Data provided:

■ ■ ■ ■

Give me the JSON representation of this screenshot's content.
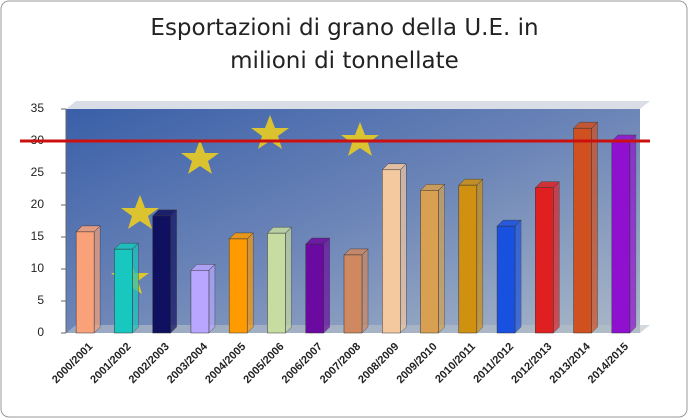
{
  "chart_data": {
    "type": "bar",
    "title": "Esportazioni di grano della U.E. in milioni di tonnellate",
    "categories": [
      "2000/2001",
      "2001/2002",
      "2002/2003",
      "2003/2004",
      "2004/2005",
      "2005/2006",
      "2006/2007",
      "2007/2008",
      "2008/2009",
      "2009/2010",
      "2010/2011",
      "2011/2012",
      "2012/2013",
      "2013/2014",
      "2014/2015"
    ],
    "values": [
      15.8,
      13.1,
      18.3,
      9.8,
      14.7,
      15.6,
      13.9,
      12.2,
      25.5,
      22.3,
      23.1,
      16.7,
      22.7,
      32.0,
      30.0
    ],
    "colors": [
      "#f9a27a",
      "#17c7c0",
      "#101060",
      "#b9a7ff",
      "#ff9a00",
      "#c7dca0",
      "#6a0aa0",
      "#d08860",
      "#f5c9a0",
      "#d8a050",
      "#d09010",
      "#1850e0",
      "#e02020",
      "#d05020",
      "#9010d0"
    ],
    "ylim": [
      0,
      35
    ],
    "yticks": [
      0,
      5,
      10,
      15,
      20,
      25,
      30,
      35
    ],
    "grid": false,
    "reference_line": {
      "value": 30,
      "color": "#cc1010"
    }
  }
}
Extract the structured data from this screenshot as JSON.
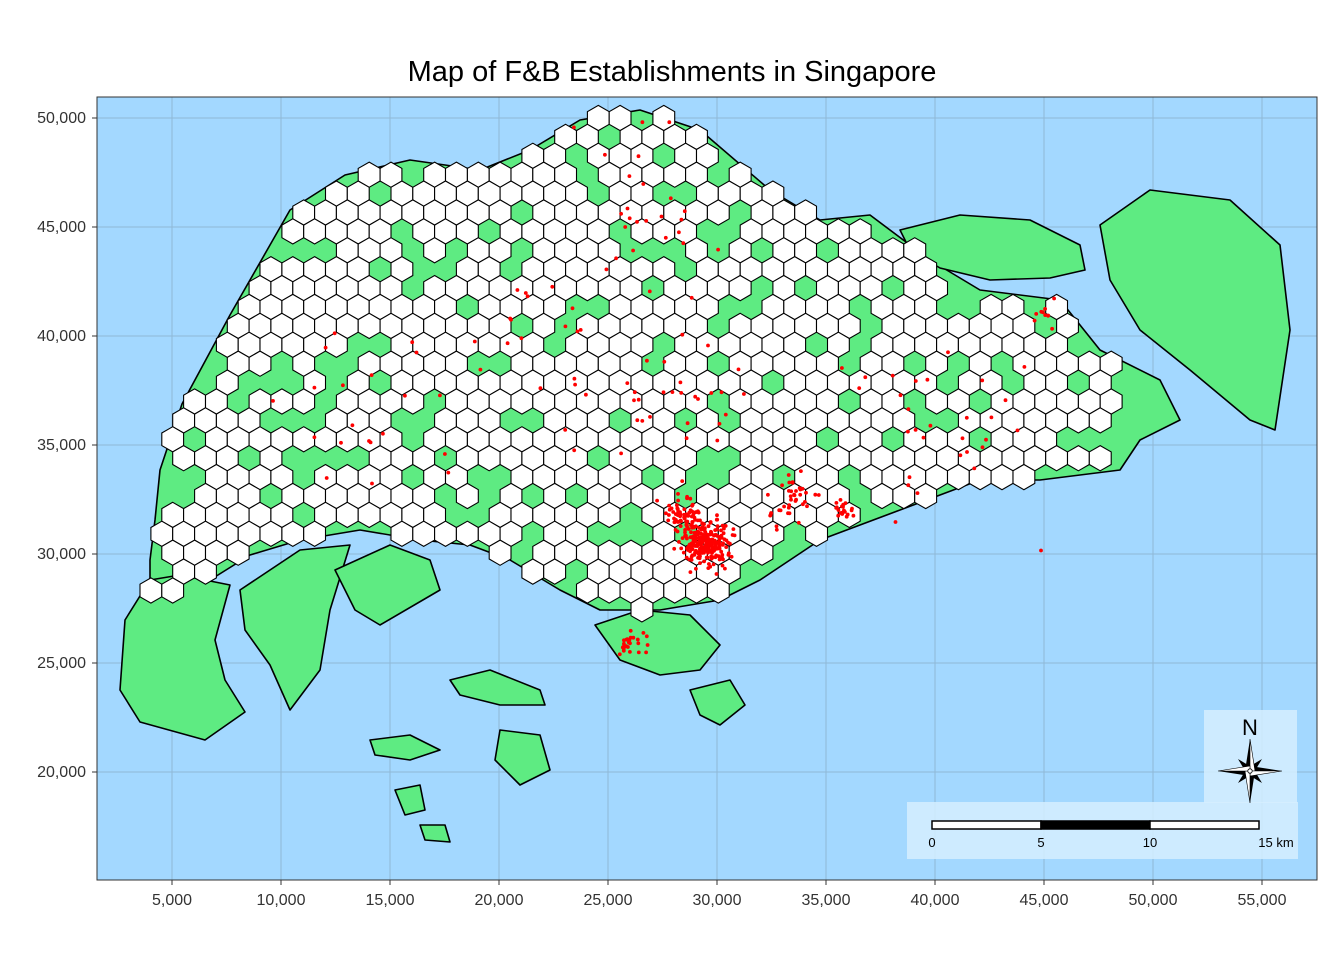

■ ■ ■ ■

What to do: Pick out the lines above that hold the string "this" and show them.

Full answer:
Give me the JSON representation of this screenshot's content.
Extract the structured data from this screenshot as JSON.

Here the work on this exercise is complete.